• What to do
Can you reproduce, character for character, the entries from the very first line through the line holding "x-tick-label: 29 bbox=[75, 249, 87, 261]", both ends included?

• Record extracts
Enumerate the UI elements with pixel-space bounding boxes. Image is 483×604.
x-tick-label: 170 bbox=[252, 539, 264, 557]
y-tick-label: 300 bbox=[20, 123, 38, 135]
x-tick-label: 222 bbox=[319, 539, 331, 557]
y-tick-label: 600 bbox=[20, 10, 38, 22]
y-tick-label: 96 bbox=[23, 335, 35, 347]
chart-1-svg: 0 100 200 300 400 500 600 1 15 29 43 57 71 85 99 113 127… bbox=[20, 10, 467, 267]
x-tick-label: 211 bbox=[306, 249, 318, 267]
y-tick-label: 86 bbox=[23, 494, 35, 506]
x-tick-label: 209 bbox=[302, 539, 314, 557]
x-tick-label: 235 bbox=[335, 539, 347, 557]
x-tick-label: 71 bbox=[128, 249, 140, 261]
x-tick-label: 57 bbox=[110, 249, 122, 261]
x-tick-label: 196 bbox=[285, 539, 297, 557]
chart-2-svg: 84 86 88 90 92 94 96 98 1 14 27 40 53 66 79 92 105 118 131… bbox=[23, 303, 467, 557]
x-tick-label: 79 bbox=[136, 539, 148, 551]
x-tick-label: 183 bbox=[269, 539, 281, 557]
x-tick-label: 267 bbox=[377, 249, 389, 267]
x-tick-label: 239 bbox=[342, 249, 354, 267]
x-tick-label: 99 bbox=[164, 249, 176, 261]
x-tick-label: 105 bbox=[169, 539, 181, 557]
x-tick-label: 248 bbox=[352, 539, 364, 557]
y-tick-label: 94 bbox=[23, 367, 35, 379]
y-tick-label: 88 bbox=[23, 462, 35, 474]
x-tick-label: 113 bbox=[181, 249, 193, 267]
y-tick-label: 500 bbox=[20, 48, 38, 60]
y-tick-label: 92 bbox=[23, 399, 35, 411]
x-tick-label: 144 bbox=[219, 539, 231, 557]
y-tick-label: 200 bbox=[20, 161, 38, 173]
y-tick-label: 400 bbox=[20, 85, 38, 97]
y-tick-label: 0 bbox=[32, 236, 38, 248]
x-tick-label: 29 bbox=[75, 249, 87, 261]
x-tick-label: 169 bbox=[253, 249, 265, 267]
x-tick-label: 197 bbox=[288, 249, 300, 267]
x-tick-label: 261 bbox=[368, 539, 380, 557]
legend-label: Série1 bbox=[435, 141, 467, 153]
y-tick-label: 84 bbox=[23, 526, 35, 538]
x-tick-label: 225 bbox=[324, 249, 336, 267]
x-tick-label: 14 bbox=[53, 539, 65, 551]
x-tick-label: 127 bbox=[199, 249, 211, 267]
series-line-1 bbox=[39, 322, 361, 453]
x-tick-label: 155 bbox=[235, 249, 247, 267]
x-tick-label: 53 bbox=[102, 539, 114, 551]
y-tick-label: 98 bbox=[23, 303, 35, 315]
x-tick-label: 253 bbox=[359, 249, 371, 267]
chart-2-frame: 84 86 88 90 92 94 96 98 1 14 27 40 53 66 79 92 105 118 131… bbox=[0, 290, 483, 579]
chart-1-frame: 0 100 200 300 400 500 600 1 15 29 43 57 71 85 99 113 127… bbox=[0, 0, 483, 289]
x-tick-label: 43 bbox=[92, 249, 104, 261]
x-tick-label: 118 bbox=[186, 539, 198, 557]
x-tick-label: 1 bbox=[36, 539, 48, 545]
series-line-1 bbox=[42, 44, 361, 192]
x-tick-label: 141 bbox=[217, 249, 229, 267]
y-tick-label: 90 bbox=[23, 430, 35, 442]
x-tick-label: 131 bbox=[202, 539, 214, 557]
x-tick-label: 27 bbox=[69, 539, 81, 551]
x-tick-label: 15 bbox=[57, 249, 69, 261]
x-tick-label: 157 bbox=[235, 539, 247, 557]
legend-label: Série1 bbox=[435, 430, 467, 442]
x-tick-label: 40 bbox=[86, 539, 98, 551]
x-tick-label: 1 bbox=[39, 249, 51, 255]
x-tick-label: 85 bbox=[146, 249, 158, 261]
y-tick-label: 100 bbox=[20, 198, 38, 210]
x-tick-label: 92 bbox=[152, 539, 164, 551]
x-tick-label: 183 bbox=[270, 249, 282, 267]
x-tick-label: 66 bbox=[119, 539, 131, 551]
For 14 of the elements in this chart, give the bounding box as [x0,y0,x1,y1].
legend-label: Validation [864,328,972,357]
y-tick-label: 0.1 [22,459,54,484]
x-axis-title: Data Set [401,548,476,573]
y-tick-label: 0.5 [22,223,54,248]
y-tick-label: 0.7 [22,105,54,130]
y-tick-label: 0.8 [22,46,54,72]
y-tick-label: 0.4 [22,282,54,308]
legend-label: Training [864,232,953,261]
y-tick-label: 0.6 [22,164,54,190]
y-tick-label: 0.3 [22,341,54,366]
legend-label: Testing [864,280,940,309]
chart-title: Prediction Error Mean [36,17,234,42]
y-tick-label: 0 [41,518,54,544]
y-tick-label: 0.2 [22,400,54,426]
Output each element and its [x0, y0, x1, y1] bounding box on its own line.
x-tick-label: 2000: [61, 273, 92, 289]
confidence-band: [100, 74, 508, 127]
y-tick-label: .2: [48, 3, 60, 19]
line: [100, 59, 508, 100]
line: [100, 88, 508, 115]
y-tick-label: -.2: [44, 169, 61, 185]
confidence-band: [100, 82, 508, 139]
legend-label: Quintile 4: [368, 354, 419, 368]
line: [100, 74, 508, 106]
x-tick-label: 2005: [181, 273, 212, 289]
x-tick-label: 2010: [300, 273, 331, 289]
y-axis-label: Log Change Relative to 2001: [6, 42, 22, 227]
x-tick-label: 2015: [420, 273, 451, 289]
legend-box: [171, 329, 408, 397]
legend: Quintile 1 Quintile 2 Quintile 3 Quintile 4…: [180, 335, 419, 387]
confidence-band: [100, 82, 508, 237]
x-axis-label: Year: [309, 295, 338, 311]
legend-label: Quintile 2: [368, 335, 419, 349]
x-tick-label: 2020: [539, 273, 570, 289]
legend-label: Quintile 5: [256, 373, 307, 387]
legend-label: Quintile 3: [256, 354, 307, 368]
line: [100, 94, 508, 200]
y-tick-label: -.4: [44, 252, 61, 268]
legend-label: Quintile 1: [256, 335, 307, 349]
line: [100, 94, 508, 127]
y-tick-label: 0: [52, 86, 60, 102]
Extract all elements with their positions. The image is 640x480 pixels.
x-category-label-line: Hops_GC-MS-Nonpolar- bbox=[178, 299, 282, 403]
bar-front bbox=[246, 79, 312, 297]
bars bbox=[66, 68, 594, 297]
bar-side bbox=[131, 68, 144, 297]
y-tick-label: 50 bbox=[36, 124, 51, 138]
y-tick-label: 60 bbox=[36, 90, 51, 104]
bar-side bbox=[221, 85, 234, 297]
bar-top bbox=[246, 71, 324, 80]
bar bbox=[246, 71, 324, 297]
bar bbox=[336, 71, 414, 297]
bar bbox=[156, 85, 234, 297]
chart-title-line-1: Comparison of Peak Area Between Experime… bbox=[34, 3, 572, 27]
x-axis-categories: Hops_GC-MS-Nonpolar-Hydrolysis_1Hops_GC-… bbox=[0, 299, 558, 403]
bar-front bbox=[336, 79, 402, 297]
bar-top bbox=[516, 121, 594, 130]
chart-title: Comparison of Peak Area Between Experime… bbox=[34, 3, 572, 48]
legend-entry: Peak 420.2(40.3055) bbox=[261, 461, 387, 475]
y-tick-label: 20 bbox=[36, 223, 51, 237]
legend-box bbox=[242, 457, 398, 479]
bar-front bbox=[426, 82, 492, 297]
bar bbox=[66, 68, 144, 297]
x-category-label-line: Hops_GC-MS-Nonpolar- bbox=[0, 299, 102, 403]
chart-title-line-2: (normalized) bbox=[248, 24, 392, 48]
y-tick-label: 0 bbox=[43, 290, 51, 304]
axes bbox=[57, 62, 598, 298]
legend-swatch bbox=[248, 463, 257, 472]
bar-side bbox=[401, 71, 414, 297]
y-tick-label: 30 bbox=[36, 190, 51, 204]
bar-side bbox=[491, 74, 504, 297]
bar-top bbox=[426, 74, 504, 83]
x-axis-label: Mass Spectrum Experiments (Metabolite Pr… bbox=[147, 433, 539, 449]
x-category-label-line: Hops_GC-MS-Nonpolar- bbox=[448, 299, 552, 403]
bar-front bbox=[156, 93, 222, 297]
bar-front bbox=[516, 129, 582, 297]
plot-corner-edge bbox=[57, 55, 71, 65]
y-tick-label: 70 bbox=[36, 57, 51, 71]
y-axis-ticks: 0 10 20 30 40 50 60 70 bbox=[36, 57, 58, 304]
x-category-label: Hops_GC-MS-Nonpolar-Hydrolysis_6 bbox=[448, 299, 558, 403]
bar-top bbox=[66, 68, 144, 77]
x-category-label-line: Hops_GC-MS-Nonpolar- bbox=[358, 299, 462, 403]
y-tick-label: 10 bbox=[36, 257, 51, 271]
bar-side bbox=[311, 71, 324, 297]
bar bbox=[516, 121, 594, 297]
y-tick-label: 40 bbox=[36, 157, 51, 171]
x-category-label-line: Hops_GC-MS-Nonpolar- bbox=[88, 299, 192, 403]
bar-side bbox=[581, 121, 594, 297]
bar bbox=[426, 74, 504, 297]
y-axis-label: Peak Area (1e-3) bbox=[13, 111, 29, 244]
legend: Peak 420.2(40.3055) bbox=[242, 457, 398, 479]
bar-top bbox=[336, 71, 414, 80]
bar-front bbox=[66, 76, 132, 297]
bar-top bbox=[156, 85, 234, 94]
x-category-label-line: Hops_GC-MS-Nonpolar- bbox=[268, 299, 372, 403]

• Exercise result
Enumerate the UI elements with pixel-space bounding boxes. Image is 483×604.
x-tick-label: 170 bbox=[252, 539, 264, 557]
y-tick-label: 300 bbox=[20, 123, 38, 135]
x-tick-label: 222 bbox=[319, 539, 331, 557]
y-tick-label: 600 bbox=[20, 10, 38, 22]
y-tick-label: 96 bbox=[23, 335, 35, 347]
chart-1-svg: 0 100 200 300 400 500 600 1 15 29 43 57 71 85 99 113 127… bbox=[20, 10, 467, 267]
x-tick-label: 211 bbox=[306, 249, 318, 267]
y-tick-label: 86 bbox=[23, 494, 35, 506]
x-tick-label: 209 bbox=[302, 539, 314, 557]
x-tick-label: 235 bbox=[335, 539, 347, 557]
x-tick-label: 71 bbox=[128, 249, 140, 261]
x-tick-label: 57 bbox=[110, 249, 122, 261]
x-tick-label: 196 bbox=[285, 539, 297, 557]
chart-2-svg: 84 86 88 90 92 94 96 98 1 14 27 40 53 66 79 92 105 118 131… bbox=[23, 303, 467, 557]
x-tick-label: 79 bbox=[136, 539, 148, 551]
x-tick-label: 183 bbox=[269, 539, 281, 557]
x-tick-label: 267 bbox=[377, 249, 389, 267]
x-tick-label: 239 bbox=[342, 249, 354, 267]
x-tick-label: 99 bbox=[164, 249, 176, 261]
x-tick-label: 105 bbox=[169, 539, 181, 557]
x-tick-label: 248 bbox=[352, 539, 364, 557]
y-tick-label: 94 bbox=[23, 367, 35, 379]
y-tick-label: 88 bbox=[23, 462, 35, 474]
x-tick-label: 113 bbox=[181, 249, 193, 267]
y-tick-label: 500 bbox=[20, 48, 38, 60]
y-tick-label: 92 bbox=[23, 399, 35, 411]
x-tick-label: 144 bbox=[219, 539, 231, 557]
y-tick-label: 200 bbox=[20, 161, 38, 173]
y-tick-label: 400 bbox=[20, 85, 38, 97]
y-tick-label: 0 bbox=[32, 236, 38, 248]
x-tick-label: 29 bbox=[75, 249, 87, 261]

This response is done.